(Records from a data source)
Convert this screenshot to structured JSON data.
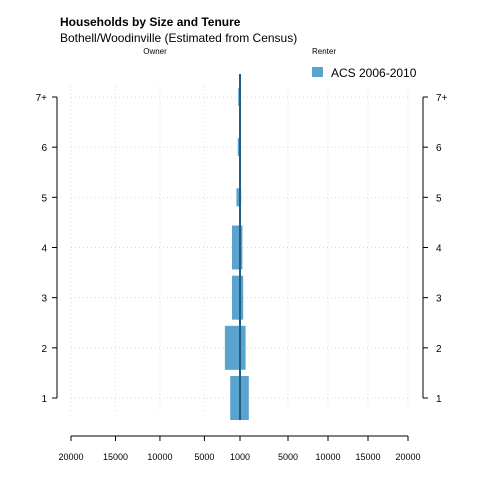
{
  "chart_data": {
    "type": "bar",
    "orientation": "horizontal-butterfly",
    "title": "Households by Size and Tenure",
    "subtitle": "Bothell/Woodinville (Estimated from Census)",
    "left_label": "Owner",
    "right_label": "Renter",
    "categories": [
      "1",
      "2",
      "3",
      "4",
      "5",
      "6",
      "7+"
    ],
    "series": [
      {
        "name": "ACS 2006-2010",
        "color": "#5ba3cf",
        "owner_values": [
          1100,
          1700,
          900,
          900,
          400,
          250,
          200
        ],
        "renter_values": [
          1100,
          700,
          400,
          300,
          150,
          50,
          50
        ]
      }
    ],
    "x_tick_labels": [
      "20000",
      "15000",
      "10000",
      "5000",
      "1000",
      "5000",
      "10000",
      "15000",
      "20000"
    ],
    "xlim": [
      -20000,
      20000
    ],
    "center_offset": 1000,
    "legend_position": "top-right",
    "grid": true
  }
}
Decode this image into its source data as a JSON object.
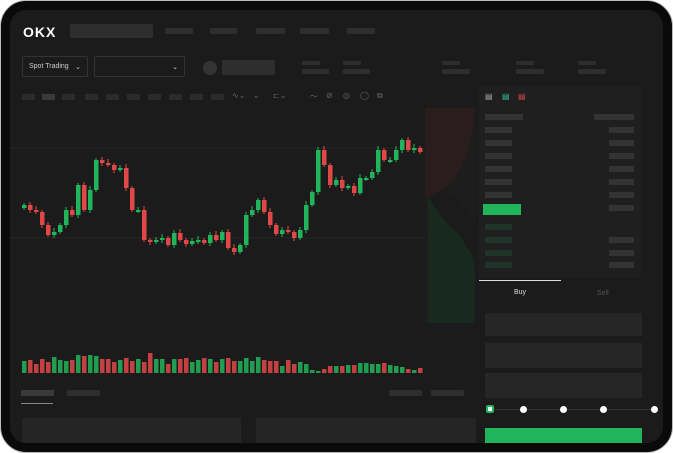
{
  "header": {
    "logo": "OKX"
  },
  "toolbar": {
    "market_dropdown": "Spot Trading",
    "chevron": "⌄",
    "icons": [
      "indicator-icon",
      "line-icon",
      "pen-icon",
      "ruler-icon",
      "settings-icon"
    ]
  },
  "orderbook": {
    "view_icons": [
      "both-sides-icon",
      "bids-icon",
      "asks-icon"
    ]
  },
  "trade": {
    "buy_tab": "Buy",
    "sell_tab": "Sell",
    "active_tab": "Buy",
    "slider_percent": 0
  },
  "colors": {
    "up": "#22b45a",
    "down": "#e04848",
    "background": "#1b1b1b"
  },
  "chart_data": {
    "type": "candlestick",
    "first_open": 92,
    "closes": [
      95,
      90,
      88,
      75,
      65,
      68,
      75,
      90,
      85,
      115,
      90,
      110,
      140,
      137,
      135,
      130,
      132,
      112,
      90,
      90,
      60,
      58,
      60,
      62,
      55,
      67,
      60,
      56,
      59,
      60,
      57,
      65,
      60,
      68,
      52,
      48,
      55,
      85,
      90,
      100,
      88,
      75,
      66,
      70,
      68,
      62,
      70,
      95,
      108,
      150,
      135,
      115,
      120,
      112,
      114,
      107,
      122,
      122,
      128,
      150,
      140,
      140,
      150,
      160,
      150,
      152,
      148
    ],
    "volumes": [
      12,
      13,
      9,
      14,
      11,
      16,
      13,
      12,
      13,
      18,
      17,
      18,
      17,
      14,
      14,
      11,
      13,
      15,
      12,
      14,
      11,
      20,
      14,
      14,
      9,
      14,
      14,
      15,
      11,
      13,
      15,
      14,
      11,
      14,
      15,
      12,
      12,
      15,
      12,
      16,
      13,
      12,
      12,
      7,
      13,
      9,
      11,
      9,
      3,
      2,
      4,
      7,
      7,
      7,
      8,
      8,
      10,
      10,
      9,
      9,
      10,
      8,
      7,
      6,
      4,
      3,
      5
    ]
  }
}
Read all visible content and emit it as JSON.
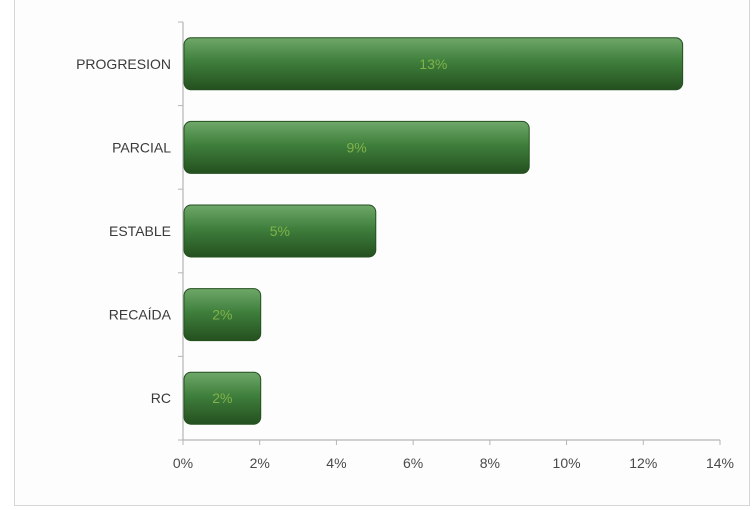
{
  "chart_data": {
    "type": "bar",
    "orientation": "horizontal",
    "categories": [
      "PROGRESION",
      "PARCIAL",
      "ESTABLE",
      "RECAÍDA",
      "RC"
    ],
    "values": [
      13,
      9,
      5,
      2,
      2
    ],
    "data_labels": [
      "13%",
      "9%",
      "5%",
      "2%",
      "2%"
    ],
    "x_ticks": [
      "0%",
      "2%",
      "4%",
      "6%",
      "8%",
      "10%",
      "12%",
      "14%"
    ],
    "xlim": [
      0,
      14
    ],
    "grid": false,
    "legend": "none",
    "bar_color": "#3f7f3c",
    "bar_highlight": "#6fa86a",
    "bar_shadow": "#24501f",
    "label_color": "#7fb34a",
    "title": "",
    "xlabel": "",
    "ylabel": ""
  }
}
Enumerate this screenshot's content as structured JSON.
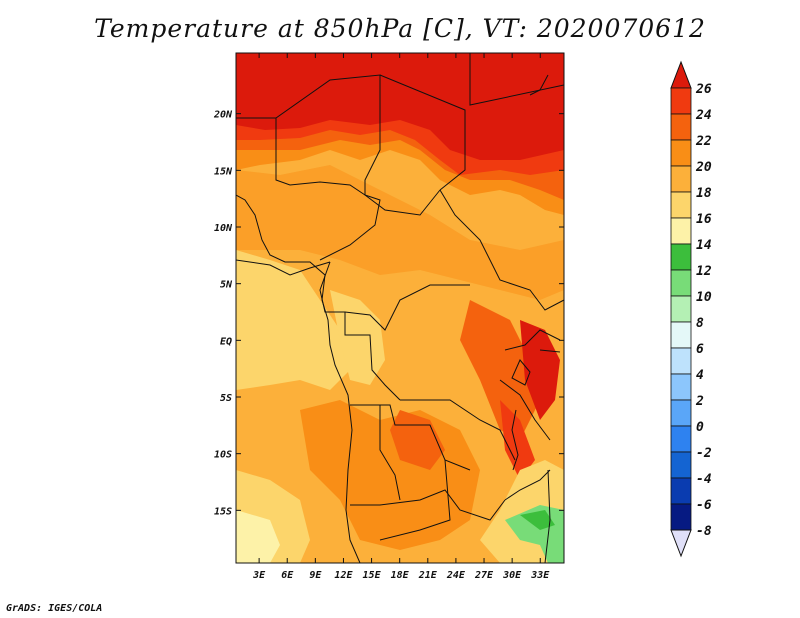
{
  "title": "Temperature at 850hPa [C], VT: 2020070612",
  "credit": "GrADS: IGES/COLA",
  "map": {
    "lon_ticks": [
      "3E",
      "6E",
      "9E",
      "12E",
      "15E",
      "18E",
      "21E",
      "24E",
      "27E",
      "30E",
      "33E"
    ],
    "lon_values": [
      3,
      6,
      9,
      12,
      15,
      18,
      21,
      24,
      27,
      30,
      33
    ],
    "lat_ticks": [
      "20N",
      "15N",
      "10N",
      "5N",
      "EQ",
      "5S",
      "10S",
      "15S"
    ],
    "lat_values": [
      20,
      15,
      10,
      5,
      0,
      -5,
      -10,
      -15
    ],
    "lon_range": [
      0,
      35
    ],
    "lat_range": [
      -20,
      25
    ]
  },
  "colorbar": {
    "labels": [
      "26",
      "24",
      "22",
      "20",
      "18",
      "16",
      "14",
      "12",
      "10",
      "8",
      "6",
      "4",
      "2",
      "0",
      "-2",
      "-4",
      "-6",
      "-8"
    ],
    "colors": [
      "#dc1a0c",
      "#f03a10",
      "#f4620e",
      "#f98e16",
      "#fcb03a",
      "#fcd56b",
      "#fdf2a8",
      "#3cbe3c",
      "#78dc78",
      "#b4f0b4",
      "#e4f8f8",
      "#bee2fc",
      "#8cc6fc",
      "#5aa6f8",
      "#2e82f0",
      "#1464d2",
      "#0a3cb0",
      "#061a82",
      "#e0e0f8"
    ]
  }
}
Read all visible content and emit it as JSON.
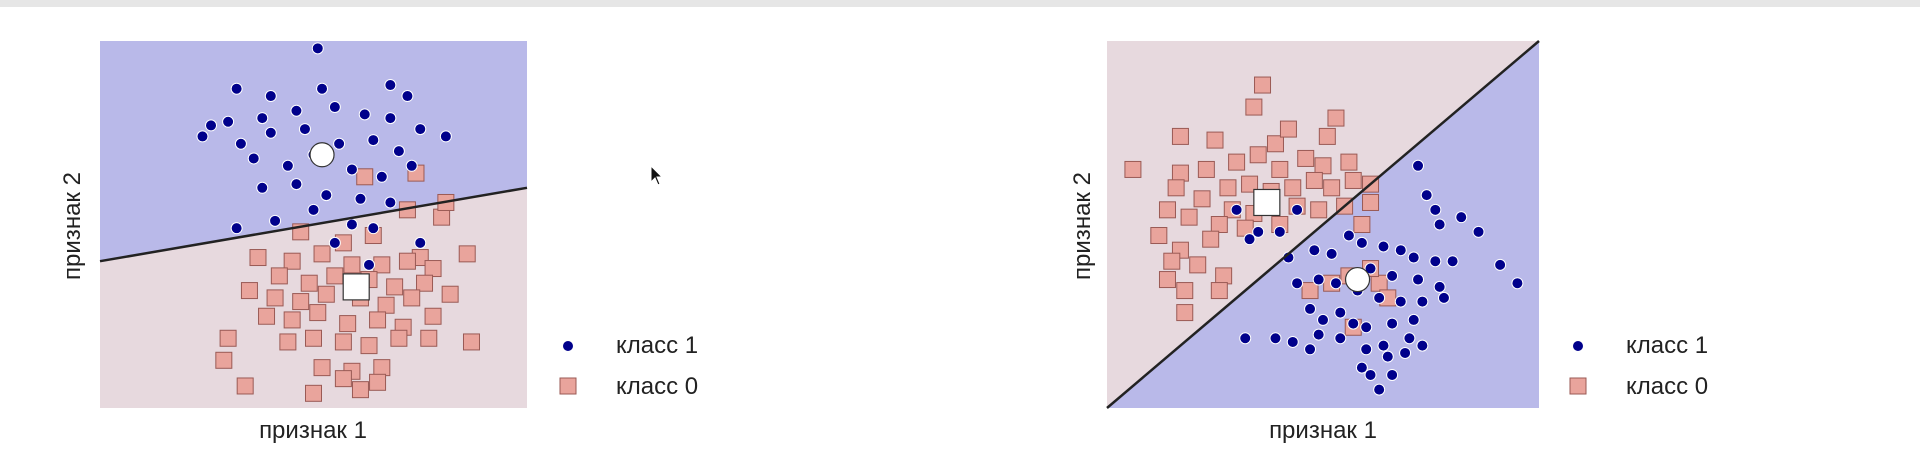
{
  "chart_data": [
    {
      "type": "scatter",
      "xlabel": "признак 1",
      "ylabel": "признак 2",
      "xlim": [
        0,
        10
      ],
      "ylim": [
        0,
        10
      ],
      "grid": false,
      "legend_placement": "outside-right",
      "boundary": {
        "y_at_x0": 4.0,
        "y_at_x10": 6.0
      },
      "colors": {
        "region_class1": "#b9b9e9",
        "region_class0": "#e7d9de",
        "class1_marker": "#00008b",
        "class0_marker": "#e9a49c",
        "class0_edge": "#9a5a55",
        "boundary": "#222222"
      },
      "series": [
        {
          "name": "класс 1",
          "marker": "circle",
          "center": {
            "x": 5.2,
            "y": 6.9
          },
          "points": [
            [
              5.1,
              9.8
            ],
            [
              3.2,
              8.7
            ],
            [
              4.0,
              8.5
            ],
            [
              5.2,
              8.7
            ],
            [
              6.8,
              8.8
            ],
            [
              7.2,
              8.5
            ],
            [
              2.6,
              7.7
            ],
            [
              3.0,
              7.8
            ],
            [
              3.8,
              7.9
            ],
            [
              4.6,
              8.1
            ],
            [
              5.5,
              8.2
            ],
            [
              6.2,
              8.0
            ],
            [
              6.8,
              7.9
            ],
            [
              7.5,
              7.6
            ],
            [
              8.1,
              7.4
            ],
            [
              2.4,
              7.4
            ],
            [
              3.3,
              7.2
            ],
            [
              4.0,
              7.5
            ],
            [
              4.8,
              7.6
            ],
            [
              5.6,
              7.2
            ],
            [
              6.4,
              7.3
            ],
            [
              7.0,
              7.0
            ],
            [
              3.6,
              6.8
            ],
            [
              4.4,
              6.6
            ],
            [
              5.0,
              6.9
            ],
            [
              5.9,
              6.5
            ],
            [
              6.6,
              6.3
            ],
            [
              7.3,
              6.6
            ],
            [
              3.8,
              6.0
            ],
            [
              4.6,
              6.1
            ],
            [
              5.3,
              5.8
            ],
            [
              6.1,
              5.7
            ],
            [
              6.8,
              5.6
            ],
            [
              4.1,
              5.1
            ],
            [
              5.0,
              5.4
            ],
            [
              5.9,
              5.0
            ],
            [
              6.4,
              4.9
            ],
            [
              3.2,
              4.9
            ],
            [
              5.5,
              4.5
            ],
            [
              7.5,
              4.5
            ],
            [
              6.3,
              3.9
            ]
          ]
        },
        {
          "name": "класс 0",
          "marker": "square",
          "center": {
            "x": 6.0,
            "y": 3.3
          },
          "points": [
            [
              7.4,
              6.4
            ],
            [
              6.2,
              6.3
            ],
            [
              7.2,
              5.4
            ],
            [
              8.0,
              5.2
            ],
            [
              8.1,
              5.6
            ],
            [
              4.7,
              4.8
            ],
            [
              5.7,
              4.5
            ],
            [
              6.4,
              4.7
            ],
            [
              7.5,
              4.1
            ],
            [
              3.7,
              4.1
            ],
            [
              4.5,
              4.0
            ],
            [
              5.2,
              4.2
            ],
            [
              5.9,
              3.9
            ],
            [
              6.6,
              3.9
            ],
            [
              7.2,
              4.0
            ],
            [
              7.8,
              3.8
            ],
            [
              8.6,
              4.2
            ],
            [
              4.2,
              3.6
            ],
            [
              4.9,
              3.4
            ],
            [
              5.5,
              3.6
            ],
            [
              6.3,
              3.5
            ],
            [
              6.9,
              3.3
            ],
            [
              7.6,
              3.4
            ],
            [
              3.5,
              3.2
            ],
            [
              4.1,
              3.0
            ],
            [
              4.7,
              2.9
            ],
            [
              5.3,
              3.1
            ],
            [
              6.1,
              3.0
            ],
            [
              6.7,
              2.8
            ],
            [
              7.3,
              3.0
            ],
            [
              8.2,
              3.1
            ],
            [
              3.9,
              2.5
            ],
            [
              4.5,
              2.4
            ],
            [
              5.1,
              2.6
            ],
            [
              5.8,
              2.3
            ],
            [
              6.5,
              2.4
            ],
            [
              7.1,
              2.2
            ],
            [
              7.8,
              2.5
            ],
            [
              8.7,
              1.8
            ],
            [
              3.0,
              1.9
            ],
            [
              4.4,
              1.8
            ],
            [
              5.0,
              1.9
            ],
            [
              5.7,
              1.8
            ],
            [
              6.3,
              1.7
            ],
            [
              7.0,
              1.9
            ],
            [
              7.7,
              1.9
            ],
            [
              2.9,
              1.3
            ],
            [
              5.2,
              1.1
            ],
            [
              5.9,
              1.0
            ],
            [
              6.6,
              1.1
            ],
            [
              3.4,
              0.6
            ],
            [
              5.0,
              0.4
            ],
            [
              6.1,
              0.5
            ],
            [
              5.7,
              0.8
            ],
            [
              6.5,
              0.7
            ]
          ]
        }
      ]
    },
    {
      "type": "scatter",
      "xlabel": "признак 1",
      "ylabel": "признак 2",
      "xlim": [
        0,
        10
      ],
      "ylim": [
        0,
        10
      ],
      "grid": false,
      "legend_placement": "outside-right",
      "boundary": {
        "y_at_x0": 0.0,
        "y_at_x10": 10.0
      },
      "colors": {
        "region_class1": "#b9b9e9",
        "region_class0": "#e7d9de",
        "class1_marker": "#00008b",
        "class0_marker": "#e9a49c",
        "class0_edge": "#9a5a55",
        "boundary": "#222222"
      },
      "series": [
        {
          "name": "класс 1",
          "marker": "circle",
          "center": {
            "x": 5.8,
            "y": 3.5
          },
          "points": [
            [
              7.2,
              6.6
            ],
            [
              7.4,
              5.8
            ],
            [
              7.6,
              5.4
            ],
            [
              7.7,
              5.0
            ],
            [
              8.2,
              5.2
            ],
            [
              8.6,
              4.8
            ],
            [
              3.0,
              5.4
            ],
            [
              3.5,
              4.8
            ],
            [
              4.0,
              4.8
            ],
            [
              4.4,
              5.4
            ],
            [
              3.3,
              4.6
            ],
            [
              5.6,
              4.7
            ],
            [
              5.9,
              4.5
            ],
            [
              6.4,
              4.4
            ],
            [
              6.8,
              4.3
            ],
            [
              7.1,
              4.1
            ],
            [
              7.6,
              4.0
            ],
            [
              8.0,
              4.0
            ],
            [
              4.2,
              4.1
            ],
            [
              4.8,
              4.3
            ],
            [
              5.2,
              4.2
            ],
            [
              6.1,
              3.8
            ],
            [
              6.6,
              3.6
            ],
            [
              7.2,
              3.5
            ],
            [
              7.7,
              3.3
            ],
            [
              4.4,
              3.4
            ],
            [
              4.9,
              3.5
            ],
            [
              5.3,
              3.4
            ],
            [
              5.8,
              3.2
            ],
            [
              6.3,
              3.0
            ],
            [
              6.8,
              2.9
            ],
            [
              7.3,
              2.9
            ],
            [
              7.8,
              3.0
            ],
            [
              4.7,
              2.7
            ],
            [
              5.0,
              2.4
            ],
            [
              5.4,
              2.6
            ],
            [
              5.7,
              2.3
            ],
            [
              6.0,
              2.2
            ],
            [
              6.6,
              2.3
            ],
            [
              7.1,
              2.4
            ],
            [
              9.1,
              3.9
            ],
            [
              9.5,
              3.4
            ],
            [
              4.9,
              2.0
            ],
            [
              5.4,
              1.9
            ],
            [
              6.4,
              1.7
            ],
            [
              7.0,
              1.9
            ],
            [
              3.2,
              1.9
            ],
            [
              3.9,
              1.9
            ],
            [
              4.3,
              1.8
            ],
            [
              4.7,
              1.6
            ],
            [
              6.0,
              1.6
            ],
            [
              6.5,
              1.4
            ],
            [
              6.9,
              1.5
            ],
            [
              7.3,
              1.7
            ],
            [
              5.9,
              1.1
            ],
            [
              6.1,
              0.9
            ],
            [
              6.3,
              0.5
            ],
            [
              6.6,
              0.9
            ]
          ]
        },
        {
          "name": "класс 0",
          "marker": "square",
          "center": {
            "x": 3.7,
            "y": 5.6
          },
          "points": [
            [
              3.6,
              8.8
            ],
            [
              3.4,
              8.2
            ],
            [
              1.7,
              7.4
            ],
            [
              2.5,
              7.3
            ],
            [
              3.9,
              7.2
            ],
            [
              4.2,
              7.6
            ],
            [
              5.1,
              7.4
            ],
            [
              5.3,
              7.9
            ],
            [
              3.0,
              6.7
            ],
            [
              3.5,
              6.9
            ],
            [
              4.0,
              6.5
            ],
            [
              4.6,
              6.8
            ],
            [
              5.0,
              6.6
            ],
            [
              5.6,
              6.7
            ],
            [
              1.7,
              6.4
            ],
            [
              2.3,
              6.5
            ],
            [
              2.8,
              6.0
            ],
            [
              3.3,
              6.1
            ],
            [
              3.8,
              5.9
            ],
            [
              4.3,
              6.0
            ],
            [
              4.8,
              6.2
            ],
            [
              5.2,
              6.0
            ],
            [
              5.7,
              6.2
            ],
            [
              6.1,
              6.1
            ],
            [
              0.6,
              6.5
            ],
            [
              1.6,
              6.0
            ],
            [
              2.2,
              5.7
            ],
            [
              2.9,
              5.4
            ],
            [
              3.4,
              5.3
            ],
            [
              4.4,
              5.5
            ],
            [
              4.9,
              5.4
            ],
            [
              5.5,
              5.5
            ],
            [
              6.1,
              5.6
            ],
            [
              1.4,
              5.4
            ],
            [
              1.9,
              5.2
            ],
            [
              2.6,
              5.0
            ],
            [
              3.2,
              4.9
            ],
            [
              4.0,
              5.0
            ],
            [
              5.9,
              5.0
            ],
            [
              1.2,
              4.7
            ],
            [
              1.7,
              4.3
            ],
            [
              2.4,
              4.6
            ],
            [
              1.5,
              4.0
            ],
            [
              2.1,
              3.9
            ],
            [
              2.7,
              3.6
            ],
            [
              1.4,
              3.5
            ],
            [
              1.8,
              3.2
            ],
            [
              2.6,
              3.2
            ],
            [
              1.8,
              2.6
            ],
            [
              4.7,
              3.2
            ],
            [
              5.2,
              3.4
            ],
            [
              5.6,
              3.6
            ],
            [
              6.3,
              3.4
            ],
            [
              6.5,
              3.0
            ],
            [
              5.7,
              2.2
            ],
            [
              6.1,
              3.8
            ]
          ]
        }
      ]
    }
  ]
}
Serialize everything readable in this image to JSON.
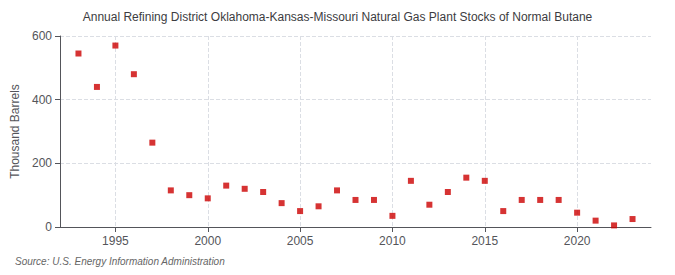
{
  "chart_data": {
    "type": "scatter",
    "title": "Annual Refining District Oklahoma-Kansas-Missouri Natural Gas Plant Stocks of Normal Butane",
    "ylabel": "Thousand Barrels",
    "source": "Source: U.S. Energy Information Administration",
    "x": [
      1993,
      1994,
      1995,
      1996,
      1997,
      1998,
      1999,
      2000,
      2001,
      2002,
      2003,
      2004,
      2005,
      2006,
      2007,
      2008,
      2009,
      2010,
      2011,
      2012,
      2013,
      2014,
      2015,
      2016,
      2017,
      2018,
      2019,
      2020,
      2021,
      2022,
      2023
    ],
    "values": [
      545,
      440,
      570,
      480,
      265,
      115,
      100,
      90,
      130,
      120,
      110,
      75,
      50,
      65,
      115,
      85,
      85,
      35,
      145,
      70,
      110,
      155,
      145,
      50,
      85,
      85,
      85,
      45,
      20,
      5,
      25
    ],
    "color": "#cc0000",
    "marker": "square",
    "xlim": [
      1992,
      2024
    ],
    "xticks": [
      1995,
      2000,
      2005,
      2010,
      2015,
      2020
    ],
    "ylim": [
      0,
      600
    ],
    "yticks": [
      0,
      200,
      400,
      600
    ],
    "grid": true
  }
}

* **DIRECTION**
Only lines holding the string "JSON" are wanted; gather each one from the entries above.

* **RESPONSE TO THIS TASK**
Convert this screenshot to structured JSON data.
Decode this image into its source data as a JSON object.
Read all visible content and emit it as JSON.
Enumerate this screenshot's content as structured JSON.
Read all visible content and emit it as JSON.
Serialize everything readable in this image to JSON.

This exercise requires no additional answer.